* [Set exercise a]: Rewrite the entries from the line with "entry-text [268,1367,1463,1491]" to the line with "entry-pre: років від дня народження [371,529,969,585]", changing "entry-day" to "entry-date" and leaving everything else as it is. Return only those lines.

(still a week behind).
happy 26/52 week birthday
to my favorite daughter.
woke up early,
said goodbye to
the grandparents
and left for the airport.
hard to leave after
another great visit,
but it’s time to get home.
the trip through
the airport went smoothly.
ran into a college classmate
while we waited
for our flight to depart.
she told me how sorry
she was
to hear about
liz.
i thanked her,
as i do whenever
i hear that sentiment,
but thanking someone for
having those feelings
seems a little strange,
but i don’t know what else
to say in
such situations.
talked to a woman
about how hard it
was for her to leave her
child for a 2-day business trip.
got on the flight
and found that that
same woman
was sitting in the row
ahead of us.
we talked for a bit
and i could tell she
was curious about
my situation.
she asked the question
and i had her in
tears before i finished
my sentence.
throughout the flight this
woman looked back, checking
on us, asking if she
could help me in
any way.
i finally took her up
on her offer when
madeline woke up crying.
i handed her to
the woman and went to
the bathroom
to mix her a bottle.
when i came back, the
woman offered to
feed her.
once again, i took
her up on the offer, ’cause
my arms were tired.
the bottle was
just what maddy needed,
and the break was just
what i needed.
i took possession
of my baby right before
the flight landed.
i thanked the woman
as we departed the flight.
some people are so nice.
our ride was
waiting for us
at the baggage claim,
once again we had help
with our luggage.

* [Given data]:
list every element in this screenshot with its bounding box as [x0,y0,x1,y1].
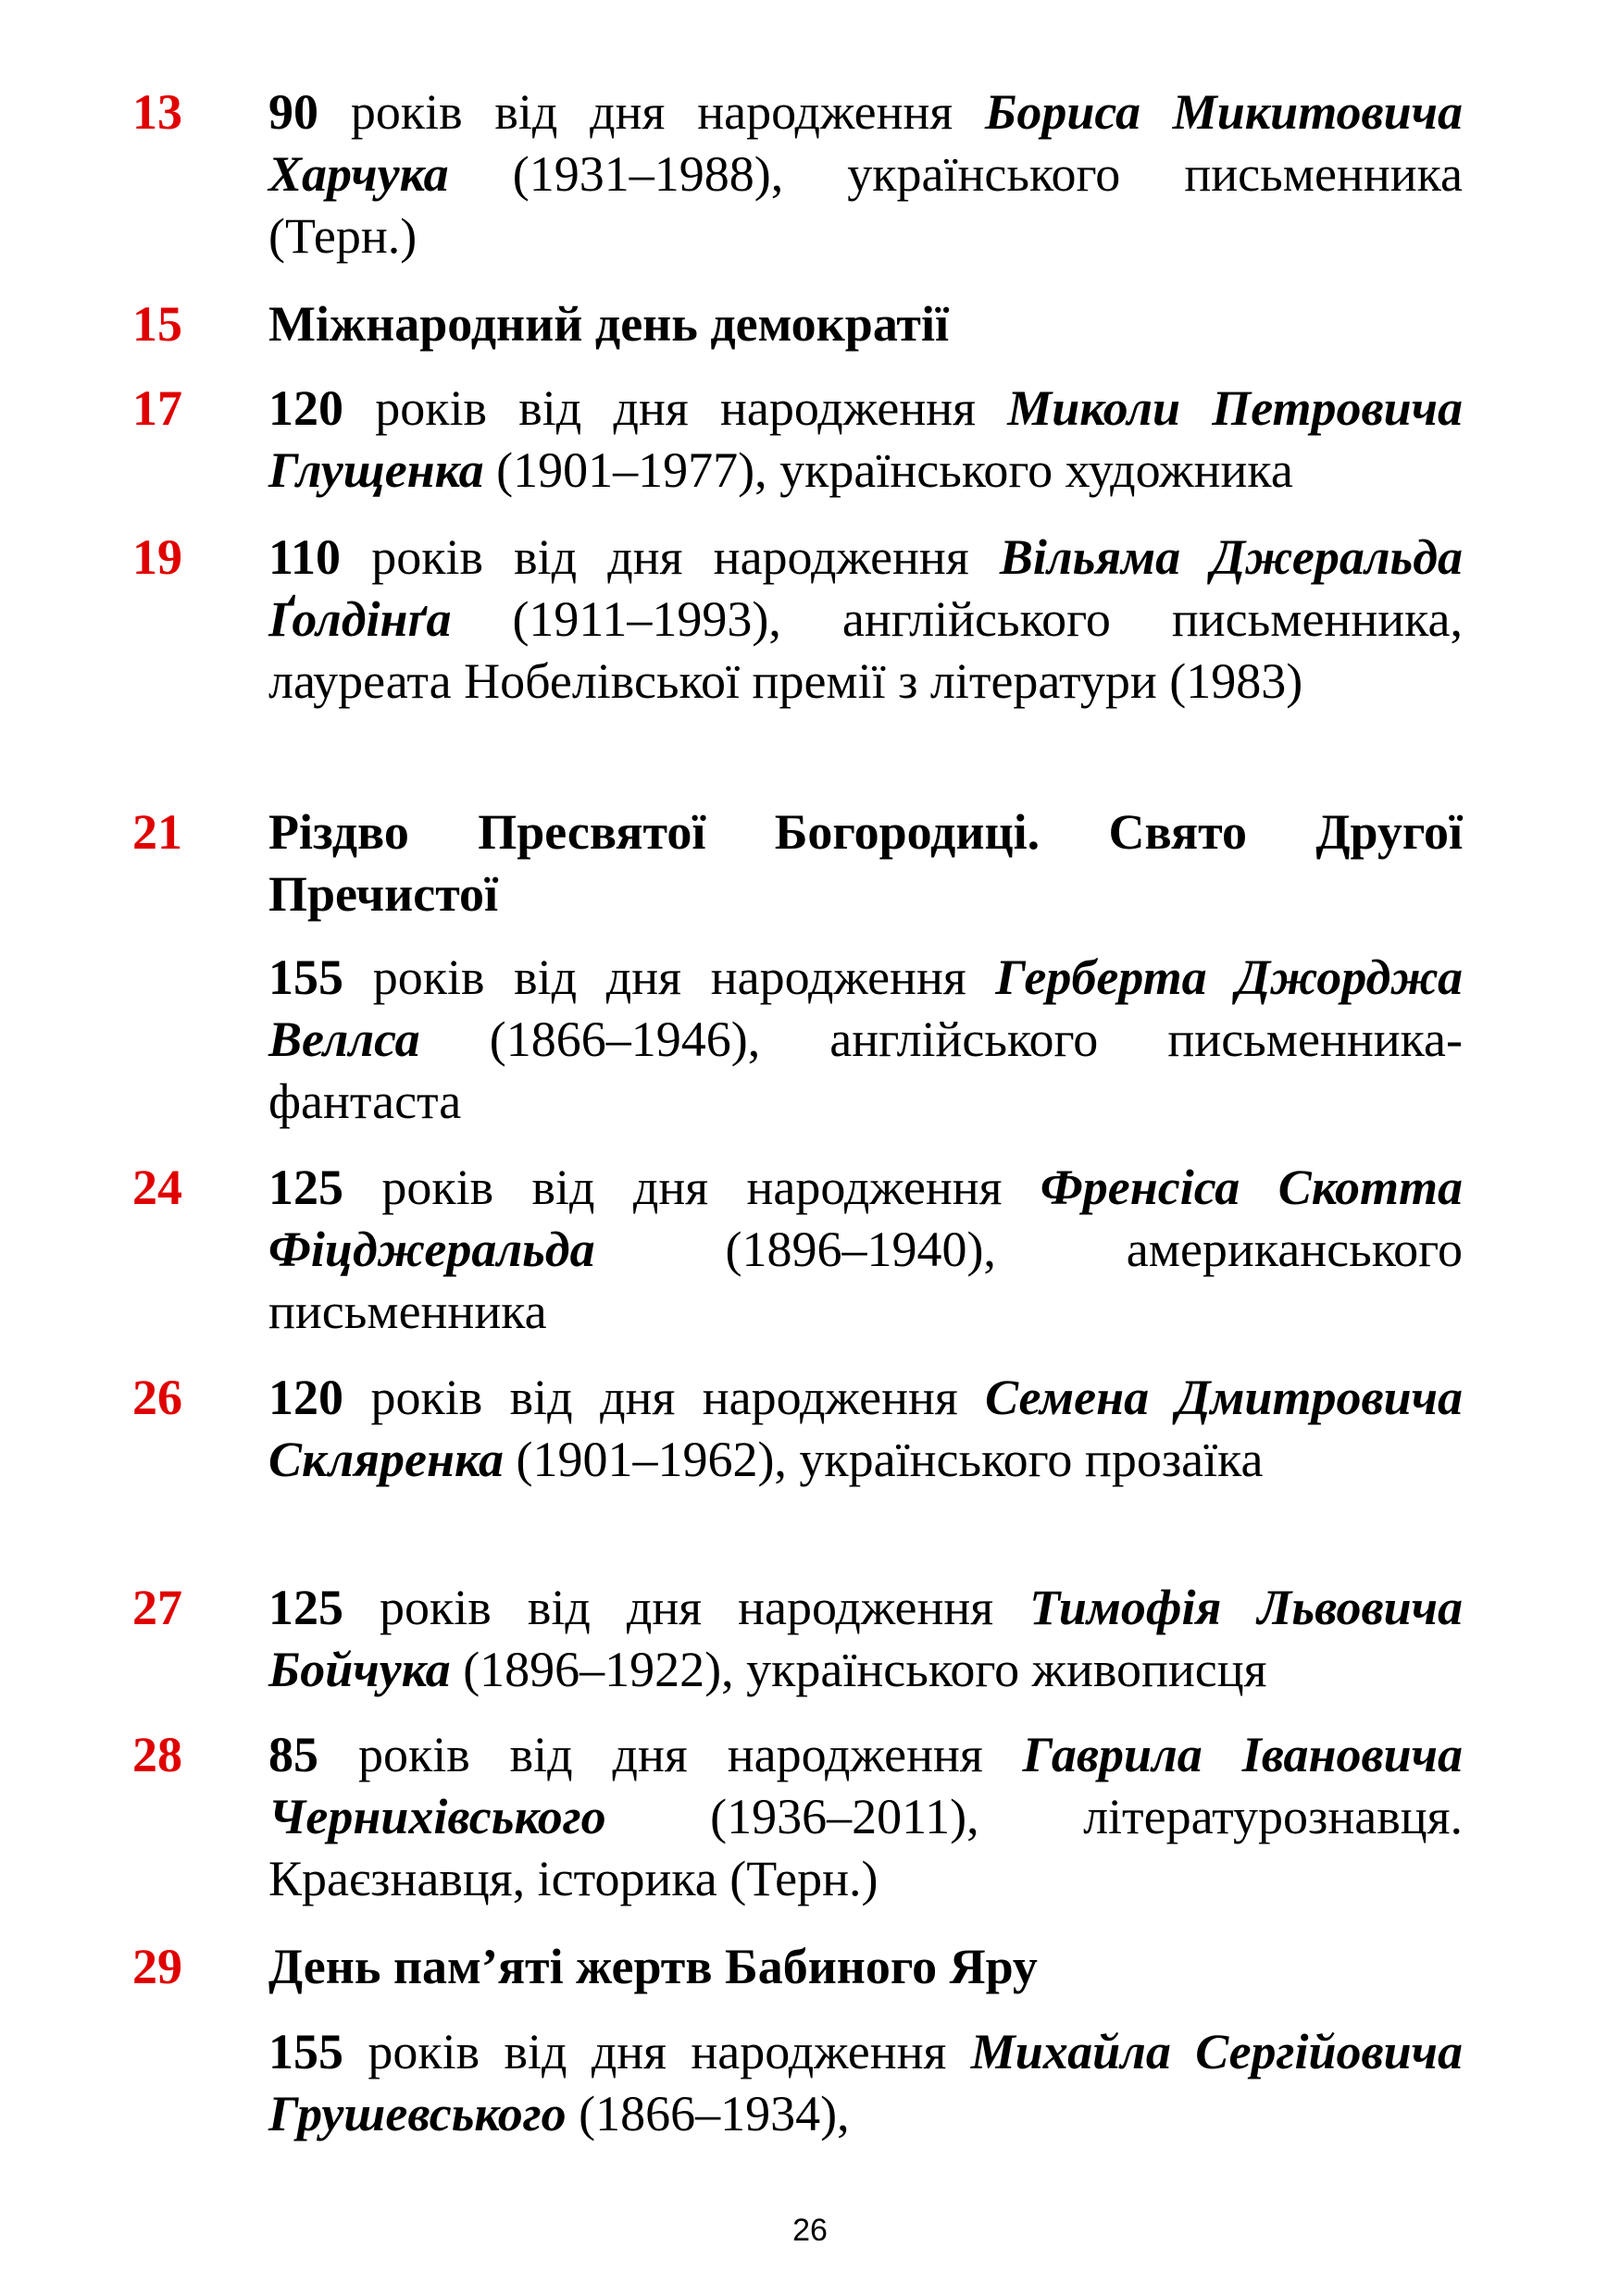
entry-text [268,1367,1463,1491]
entry-event: Різдво Пресвятої Богородиці. Свято Другої Пречистої [268,804,1463,922]
entry-years: 125 [268,1580,343,1635]
entry-person-name: Миколи Петровича Глущенка [268,380,1464,498]
entry-text [268,947,1463,1133]
entry-day: 17 [132,380,182,436]
entry-event: Міжнародний день демократії [268,296,949,352]
entry-person-name: Вільяма Джеральда Ґолдінґа [268,529,1464,647]
entry-text [268,801,1463,925]
entry-person-name: Михайла Сергійовича Грушевського [268,2024,1464,2141]
entry-years: 90 [268,84,318,140]
entry-pre: років від дня народження [371,529,969,585]
entry-person-name: Френсіса Скотта Фіцджеральда [268,1160,1464,1277]
entry-day: 28 [132,1727,182,1782]
entry-day: 29 [132,1939,182,1994]
entry-pre: років від дня народження [381,1160,1003,1215]
entry-day: 26 [132,1370,182,1425]
entry-person-name: Бориса Микитовича Харчука [268,84,1464,202]
entry-years: 120 [268,1370,343,1425]
entry-post: (1896–1940), американського письменника [268,1222,1463,1339]
entry-day: 15 [132,296,182,352]
entry-text [268,1157,1463,1343]
entry-text [268,2021,1463,2145]
entry-years: 120 [268,380,343,436]
entry-years: 125 [268,1160,343,1215]
entry-text [268,293,1463,355]
entry-pre: років від дня народження [357,1727,983,1782]
entry-event: День пам’яті жертв Бабиного Яру [268,1939,1038,1994]
entry-pre: років від дня народження [350,84,953,140]
entry-person-name: Гаврила Івановича Черниxівського [268,1727,1463,1844]
entry-pre: років від дня народження [380,1580,994,1635]
entry-day: 19 [132,529,182,585]
entry-post: (1911–1993), англійського письменника, лауреата Нобелівської премії з літератури (1983) [268,591,1463,709]
entry-post: (1931–1988), українського письменника (Терн.) [268,146,1464,264]
entry-text [268,1936,1463,1998]
page-number: 26 [792,2213,828,2248]
entry-text [268,1724,1463,1910]
entry-years: 155 [268,949,343,1005]
entry-text [268,81,1463,267]
entry-day: 13 [132,84,182,140]
entry-text [268,378,1463,502]
entry-years: 85 [268,1727,318,1782]
entry-post: (1896–1922), українського живописця [463,1642,1267,1697]
entry-day: 21 [132,804,182,860]
entry-pre: років від дня народження [375,380,976,436]
entry-post: (1936–2011), літературознавця. Краєзнавця, історика (Терн.) [268,1789,1463,1906]
entry-pre: років від дня народження [370,1370,958,1425]
entry-day: 27 [132,1580,182,1635]
entry-day: 24 [132,1160,182,1215]
entry-person-name: Семена Дмитровича Скляренка [268,1370,1463,1487]
entry-person-name: Герберта Джорджа Веллса [268,949,1464,1067]
entry-pre: років від дня народження [372,949,966,1005]
entry-years: 110 [268,529,342,585]
entry-post: (1866–1946), англійського письменника-фантаста [268,1011,1463,1129]
entry-person-name: Тимофія Львовича Бойчука [268,1580,1464,1697]
entry-pre: років від дня народження [368,2024,947,2079]
entry-post: (1901–1977), українського художника [496,442,1293,498]
entry-post: (1866–1934), [579,2086,850,2141]
entry-post: (1901–1962), українського прозаїка [516,1432,1264,1487]
entry-years: 155 [268,2024,343,2079]
entry-text [268,527,1463,713]
entry-text [268,1577,1463,1701]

* [Set exercise b]: Repeat word for word the passage of the travel diary from "happy 26/52 week" to "flight to depart.".

* [Final answer a]:
entry-text [268,1367,1463,1491]
entry-event: Різдво Пресвятої Богородиці. Свято Другої Пречистої [268,804,1463,922]
entry-years: 125 [268,1580,343,1635]
entry-person-name: Миколи Петровича Глущенка [268,380,1464,498]
entry-text [268,947,1463,1133]
entry-date: 17 [132,380,182,436]
entry-event: Міжнародний день демократії [268,296,949,352]
entry-person-name: Вільяма Джеральда Ґолдінґа [268,529,1464,647]
entry-text [268,801,1463,925]
entry-person-name: Михайла Сергійовича Грушевського [268,2024,1464,2141]
entry-years: 90 [268,84,318,140]
entry-pre: років від дня народження [371,529,969,585]

* [Final answer b]:
happy 26/52 week birthday
to my favorite daughter.
woke up early,
said goodbye to
the grandparents
and left for the airport.
hard to leave after
another great visit,
but it’s time to get home.
the trip through
the airport went smoothly.
ran into a college classmate
while we waited
for our flight to depart.